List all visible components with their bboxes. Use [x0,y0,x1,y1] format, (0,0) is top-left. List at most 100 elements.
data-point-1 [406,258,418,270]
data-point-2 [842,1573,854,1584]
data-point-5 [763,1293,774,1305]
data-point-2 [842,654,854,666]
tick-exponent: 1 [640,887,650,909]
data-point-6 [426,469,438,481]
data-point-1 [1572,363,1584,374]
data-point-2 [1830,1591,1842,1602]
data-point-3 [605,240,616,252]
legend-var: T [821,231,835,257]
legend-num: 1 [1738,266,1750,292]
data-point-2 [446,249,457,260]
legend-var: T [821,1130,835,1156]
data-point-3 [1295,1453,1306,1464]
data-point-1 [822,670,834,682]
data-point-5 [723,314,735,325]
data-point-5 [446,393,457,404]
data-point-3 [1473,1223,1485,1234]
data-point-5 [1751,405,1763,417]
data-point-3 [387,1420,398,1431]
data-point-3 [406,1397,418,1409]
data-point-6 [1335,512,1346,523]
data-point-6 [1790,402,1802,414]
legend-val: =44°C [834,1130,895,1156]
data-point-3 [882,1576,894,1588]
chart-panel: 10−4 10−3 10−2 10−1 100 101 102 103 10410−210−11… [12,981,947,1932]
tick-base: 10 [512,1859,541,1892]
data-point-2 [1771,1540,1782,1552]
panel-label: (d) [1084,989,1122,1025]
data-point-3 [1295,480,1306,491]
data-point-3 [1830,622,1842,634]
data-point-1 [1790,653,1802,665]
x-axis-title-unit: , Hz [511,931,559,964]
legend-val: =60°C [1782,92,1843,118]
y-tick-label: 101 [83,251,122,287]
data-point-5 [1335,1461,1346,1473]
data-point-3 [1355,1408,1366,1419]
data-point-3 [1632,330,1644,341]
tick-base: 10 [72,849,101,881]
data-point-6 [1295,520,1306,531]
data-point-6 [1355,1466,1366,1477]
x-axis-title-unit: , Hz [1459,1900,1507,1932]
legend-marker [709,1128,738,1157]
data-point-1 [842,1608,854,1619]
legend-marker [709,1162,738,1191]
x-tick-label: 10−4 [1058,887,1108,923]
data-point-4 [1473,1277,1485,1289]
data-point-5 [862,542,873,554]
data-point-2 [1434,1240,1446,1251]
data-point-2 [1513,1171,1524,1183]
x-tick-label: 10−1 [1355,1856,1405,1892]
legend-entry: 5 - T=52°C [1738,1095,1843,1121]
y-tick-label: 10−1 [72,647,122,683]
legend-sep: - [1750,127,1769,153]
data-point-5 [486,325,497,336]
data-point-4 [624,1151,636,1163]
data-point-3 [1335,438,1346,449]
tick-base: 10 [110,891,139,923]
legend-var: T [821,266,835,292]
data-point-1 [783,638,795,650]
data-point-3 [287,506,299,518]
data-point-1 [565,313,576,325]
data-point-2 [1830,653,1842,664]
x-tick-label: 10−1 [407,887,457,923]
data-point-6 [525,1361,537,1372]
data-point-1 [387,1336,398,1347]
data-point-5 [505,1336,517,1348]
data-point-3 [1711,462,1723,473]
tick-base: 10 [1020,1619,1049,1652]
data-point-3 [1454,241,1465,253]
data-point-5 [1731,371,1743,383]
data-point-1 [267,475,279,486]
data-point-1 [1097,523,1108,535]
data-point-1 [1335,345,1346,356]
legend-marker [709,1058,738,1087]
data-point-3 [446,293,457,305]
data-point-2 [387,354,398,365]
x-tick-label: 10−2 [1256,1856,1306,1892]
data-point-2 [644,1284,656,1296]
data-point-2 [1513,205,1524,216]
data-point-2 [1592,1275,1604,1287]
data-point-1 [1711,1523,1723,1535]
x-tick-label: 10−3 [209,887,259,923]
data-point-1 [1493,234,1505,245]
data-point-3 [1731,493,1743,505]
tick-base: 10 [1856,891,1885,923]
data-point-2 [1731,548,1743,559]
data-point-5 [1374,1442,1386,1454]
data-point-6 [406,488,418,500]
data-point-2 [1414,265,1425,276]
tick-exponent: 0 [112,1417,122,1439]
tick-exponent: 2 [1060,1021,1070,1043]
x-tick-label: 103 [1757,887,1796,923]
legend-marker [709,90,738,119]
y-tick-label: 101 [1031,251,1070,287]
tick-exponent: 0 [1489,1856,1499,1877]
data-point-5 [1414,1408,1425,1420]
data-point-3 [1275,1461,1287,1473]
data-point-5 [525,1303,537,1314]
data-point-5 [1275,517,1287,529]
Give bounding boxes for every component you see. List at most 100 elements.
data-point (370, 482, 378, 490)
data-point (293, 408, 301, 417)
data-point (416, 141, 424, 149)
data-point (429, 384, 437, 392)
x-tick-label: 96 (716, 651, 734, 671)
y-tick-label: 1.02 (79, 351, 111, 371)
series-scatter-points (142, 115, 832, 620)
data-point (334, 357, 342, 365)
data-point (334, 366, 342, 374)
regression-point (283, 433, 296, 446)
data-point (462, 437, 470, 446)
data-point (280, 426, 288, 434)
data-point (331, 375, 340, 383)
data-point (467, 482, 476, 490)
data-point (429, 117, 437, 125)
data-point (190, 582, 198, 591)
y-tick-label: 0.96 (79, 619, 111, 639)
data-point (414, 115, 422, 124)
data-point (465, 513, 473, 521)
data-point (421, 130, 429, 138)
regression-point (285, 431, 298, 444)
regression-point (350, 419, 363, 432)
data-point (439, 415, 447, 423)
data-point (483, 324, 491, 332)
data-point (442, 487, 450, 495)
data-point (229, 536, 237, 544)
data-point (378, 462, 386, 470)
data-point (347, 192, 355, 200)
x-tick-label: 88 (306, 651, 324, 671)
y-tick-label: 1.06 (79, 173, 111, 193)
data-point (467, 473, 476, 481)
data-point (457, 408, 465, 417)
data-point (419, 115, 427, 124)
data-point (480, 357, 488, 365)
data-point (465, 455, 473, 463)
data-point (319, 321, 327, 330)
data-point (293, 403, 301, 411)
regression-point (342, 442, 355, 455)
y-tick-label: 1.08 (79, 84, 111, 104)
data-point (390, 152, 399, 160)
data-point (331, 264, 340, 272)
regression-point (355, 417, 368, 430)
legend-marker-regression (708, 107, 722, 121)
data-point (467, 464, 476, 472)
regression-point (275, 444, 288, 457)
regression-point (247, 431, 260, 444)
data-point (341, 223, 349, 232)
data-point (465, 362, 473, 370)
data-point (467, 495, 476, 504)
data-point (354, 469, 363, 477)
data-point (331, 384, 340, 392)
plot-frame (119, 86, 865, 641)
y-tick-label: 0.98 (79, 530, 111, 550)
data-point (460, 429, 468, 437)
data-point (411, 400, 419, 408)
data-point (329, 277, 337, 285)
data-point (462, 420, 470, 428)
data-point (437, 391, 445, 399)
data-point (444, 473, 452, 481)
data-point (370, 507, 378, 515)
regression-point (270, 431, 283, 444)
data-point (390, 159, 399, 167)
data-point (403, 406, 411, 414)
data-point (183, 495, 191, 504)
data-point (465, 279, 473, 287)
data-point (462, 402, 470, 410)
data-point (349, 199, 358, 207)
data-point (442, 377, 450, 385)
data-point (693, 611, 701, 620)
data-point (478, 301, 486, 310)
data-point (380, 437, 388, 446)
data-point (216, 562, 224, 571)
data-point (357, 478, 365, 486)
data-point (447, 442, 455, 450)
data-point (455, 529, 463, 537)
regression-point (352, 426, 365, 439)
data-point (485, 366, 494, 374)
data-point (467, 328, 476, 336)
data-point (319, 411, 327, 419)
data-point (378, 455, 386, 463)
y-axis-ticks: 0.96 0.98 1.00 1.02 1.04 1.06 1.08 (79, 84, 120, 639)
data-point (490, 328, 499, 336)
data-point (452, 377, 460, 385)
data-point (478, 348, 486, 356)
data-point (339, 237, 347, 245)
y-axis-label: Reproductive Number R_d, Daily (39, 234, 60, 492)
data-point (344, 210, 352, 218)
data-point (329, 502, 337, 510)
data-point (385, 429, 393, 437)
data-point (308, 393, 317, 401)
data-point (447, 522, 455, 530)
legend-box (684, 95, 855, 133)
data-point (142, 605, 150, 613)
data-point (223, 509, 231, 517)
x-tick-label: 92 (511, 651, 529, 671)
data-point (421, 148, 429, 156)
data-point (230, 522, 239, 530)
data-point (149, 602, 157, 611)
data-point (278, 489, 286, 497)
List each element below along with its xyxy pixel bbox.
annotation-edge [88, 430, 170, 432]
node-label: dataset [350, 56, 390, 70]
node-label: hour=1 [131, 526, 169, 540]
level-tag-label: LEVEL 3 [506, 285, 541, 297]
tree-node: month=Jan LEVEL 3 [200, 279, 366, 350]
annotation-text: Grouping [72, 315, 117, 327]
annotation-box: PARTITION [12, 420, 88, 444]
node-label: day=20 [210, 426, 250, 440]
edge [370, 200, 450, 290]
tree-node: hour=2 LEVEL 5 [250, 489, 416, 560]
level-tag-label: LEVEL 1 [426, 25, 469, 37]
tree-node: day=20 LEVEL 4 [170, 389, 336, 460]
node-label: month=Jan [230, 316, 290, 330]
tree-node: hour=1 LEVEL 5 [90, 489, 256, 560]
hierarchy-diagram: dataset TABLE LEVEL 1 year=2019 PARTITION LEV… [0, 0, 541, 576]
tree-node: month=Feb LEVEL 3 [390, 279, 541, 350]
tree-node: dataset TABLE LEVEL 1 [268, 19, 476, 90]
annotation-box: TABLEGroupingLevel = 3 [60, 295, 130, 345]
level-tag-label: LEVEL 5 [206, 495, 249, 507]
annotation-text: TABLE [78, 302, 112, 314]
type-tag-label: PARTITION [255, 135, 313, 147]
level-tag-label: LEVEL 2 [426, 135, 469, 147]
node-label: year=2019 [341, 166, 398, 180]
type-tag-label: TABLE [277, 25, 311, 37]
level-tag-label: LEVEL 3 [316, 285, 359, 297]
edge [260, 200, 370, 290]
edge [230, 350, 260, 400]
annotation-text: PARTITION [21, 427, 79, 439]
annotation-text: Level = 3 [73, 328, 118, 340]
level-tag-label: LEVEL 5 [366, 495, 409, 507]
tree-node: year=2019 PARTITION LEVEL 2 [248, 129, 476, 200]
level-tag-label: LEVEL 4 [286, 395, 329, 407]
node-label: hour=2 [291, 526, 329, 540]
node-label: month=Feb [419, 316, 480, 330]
☆ ☆ ☆ ☆ ☆ ☆ ☆
Copy out the stretch of items from the start of the records through the line containing "legend-marker [709,1128,738,1157]", keeping both ends and changing nothing.

• _Written answer_
List all visible components with their bboxes. Use [x0,y0,x1,y1] format, (0,0) is top-left. List at most 100 elements.
data-point-1 [406,258,418,270]
data-point-2 [842,1573,854,1584]
data-point-5 [763,1293,774,1305]
data-point-2 [842,654,854,666]
tick-exponent: 1 [640,887,650,909]
data-point-6 [426,469,438,481]
data-point-1 [1572,363,1584,374]
data-point-2 [1830,1591,1842,1602]
data-point-3 [605,240,616,252]
legend-var: T [821,231,835,257]
legend-num: 1 [1738,266,1750,292]
data-point-2 [446,249,457,260]
legend-var: T [821,1130,835,1156]
data-point-3 [1295,1453,1306,1464]
data-point-1 [822,670,834,682]
data-point-5 [723,314,735,325]
data-point-5 [446,393,457,404]
data-point-3 [1473,1223,1485,1234]
data-point-5 [1751,405,1763,417]
data-point-3 [387,1420,398,1431]
data-point-3 [406,1397,418,1409]
data-point-6 [1335,512,1346,523]
data-point-6 [1790,402,1802,414]
legend-val: =44°C [834,1130,895,1156]
data-point-3 [882,1576,894,1588]
chart-panel: 10−4 10−3 10−2 10−1 100 101 102 103 10410−210−11… [12,981,947,1932]
tick-base: 10 [512,1859,541,1892]
data-point-2 [1771,1540,1782,1552]
panel-label: (d) [1084,989,1122,1025]
data-point-3 [1295,480,1306,491]
data-point-3 [1830,622,1842,634]
data-point-1 [1790,653,1802,665]
x-axis-title-unit: , Hz [511,931,559,964]
legend-val: =60°C [1782,92,1843,118]
y-tick-label: 101 [83,251,122,287]
data-point-5 [1335,1461,1346,1473]
data-point-3 [1355,1408,1366,1419]
data-point-3 [1632,330,1644,341]
tick-base: 10 [72,849,101,881]
data-point-6 [1295,520,1306,531]
data-point-6 [1355,1466,1366,1477]
x-axis-title-unit: , Hz [1459,1900,1507,1932]
legend-marker [709,1128,738,1157]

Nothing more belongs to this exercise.